Learning to Read x86 Assembly Language

November 26th 2016 — Comments and Reactions

A 16-bit Intel 8086 microprocessor from 1978
(source: RodolfoNeres via Wikimedia Commons)

Writing assembly language is something best left for the experts. To write code that runs directly on your microprocessor you need to know how memory segmentation works, what the intended use of each register is, how codes executes in real and protected modes and much, much more. And, of course, modern compilers will usually produce faster, more optimized code than you ever could, without making any mistakes.

Reading assembly language, on the other hand, isn’t nearly as difficult and can be a useful skill to have: Someday you might need to debug code without having the original source. You’ll begin to understand what a microprocessor can and can’t do by reading it’s language directly. And you’ll appreciate and understand your favorite programming language even more after seeing your own code translated into low level machine instructions.

But most importantly, learning about assembly language can be a lot of fun.

Update: Akhmad Karimov just posted a Russian translation of this article on his web site.

WHAT YOU NEED TO DO ->
• a. Answer these about the article on reading x86 assembly language, one line each:
(i) What year does the caption give for the pictured Intel 8086 microprocessor?
(ii) What does the article say modern compilers will usually produce?
(iii) Into which language did Akhmad Karimov translate the article?
• b. What would come next in the article on reading x86 assembly language? Continue it after its last sentence.
The data after this point has no connection to the article on reading x86 assembly language.

GIVEN DATA ->
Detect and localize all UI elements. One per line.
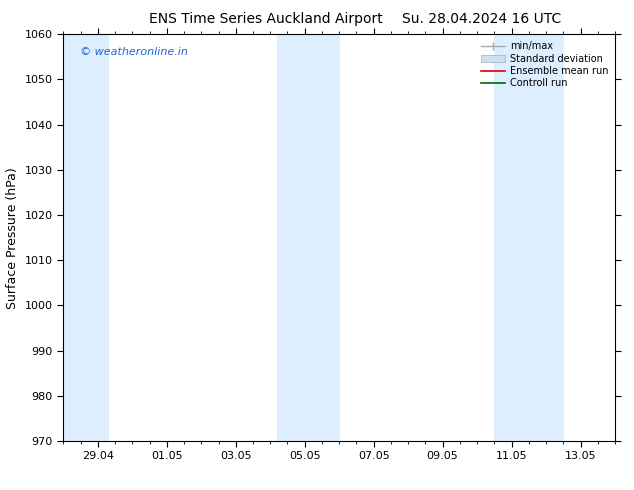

ANSWER SET ->
• a.
(i) 1978
(ii) Faster, more optimized code than you ever could, without making any mistakes.
(iii) Russian

• b.
Usually Reading Assembly Language Is No Fun At All

Unfortunately, most of us only see assembly language after something has gone wrong, terribly wrong, when we encounter something like this:

This is what a segmentation fault looks like in a debugger. The debugger shows me assembly language because it doesn’t know what else to show me. A “segmentation fault” means one of the assembly language instructions, for example the movb $0x6c, 0x1(%rax) line above, has tried to write to a portion of memory which it is not allowed to.

It’s no wonder that most of us dislike reading low level code like this. We only ever see it when we’re in the midst of debugging something, when the language and tools we normally rely on have let us down. We never see assembly language under happier circumstances; it is always the bearer of bad news.

Converting My Own Code to Assembly Language

This week I had some free time and decided to read some assembly language just for fun. I wanted to read low level code that was working properly, not code that was overwriting some other process's memory. I wanted to see if I could understand it like any other programming language. To make things easier, I decided to translate some of my own code into assembly language so I could focus on the assembly language syntax. It was easier to figure out what the instructions meant because I knew what they were doing.

I’m a Ruby developer, and so I was interested in knowing how my Ruby code would look translated into assembly language. Unfortunately, the Ruby interpreter (at least the standard “MRI” version of Ruby) never does this. Instead, the Ruby interpreter itself is compiled into machine language and runs my code using a virtual machine. But I wanted to see what a real machine would do, not a virtual one.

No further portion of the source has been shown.